From the listing below, extract every line containing "What".

— Start RAW RECORDS —

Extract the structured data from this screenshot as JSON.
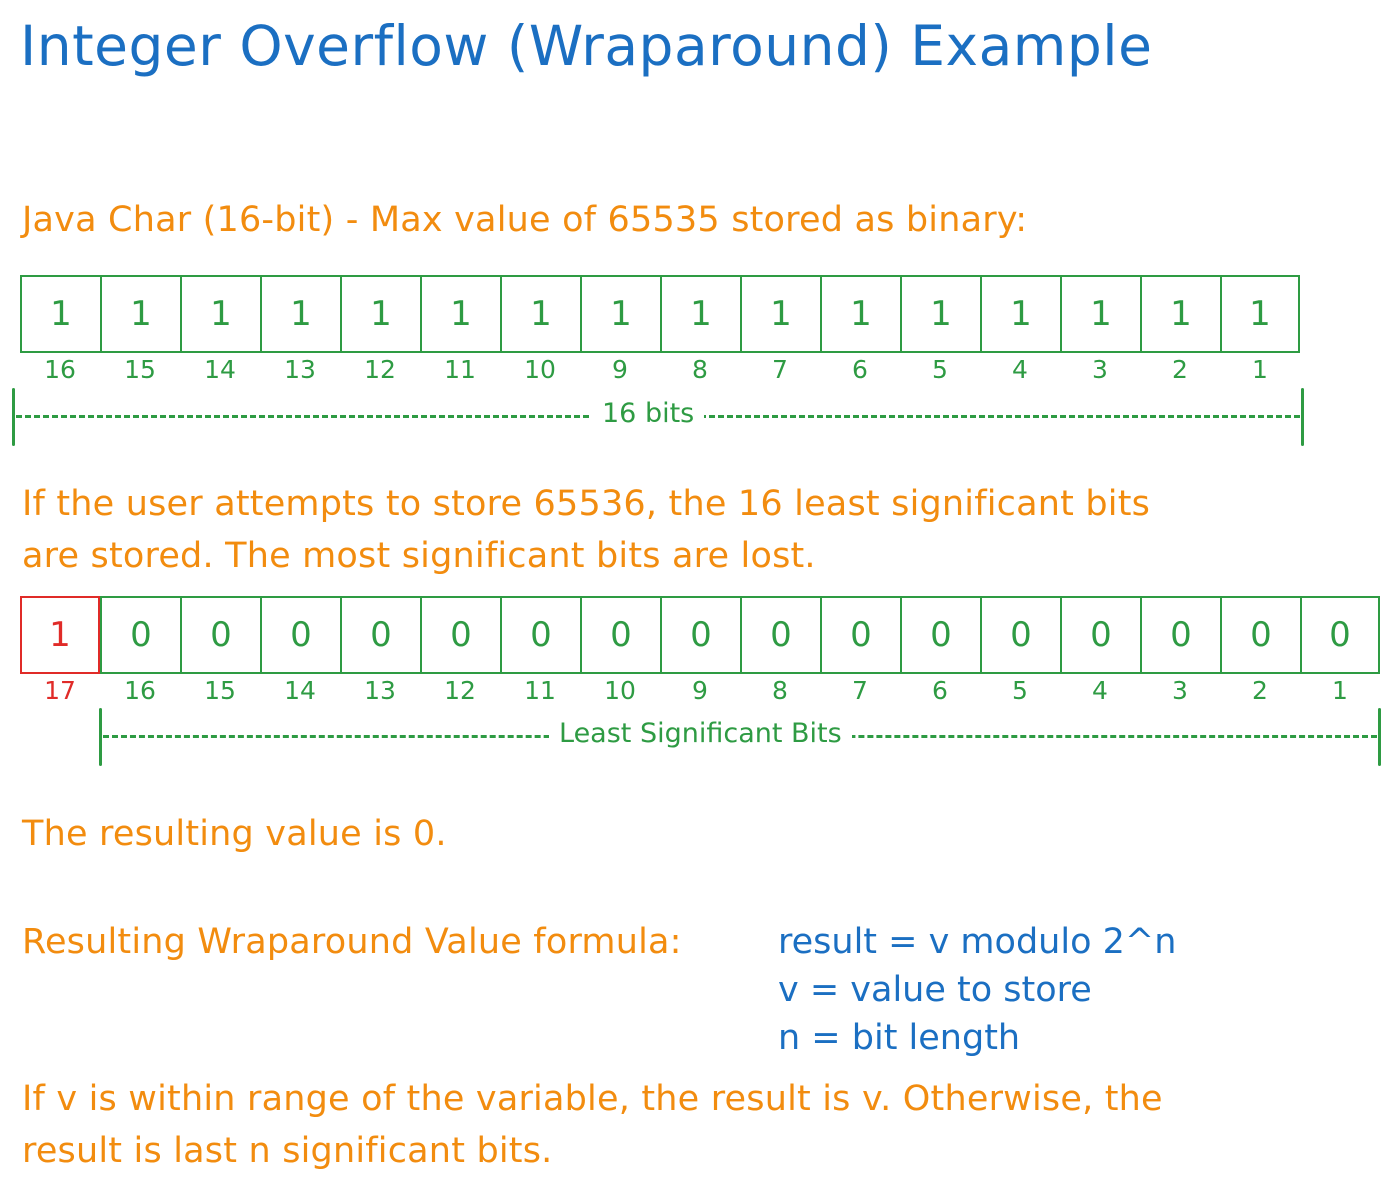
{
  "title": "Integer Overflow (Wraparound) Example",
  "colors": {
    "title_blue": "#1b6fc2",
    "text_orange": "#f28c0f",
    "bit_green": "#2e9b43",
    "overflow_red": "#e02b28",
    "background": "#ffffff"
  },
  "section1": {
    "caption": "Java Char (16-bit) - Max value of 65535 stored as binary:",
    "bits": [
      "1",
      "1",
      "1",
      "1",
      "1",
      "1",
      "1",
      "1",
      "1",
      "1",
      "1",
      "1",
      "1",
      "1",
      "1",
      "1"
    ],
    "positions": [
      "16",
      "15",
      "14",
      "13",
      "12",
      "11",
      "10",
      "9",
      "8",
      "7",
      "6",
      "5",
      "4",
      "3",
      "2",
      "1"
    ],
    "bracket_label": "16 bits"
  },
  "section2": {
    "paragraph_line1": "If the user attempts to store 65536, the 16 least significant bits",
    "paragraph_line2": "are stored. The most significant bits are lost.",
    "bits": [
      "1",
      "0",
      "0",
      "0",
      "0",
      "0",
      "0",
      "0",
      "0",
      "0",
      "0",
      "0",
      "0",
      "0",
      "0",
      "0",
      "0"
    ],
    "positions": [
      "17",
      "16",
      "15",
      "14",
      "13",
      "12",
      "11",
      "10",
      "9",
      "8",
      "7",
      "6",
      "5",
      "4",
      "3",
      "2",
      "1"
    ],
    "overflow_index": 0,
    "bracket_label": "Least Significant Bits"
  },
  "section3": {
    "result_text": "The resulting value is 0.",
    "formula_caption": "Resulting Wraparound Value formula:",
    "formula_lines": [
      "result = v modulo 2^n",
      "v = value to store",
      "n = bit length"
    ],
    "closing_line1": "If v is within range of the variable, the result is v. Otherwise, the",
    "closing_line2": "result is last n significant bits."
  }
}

— End RAW RECORDS —
— Start RAW RECORDS —

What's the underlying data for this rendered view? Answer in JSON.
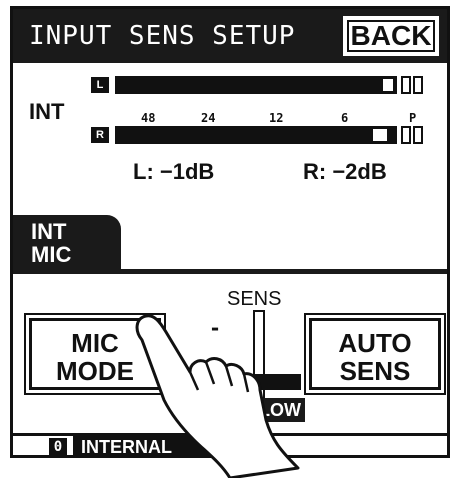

— End RAW RECORDS —
— Start RAW RECORDS —

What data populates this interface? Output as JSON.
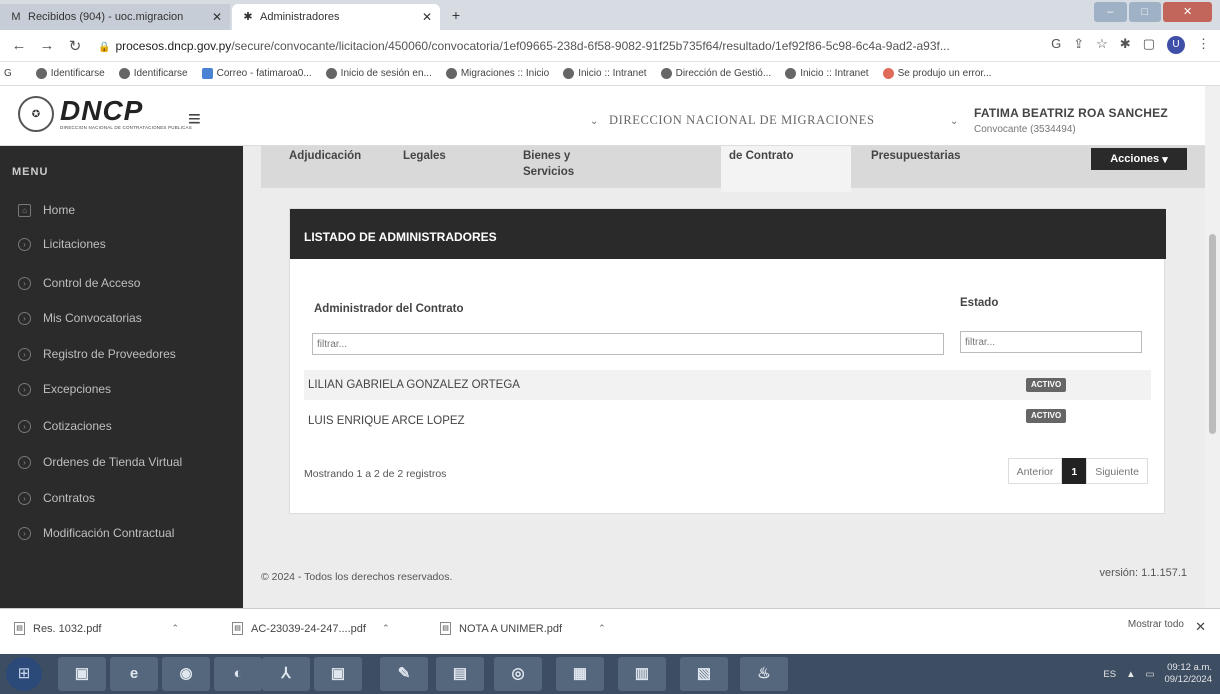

— End RAW RECORDS —

**COMPLETED TASK**:
What's the underlying data for this rendered view? Answer in JSON.
What data populates this interface? Output as JSON.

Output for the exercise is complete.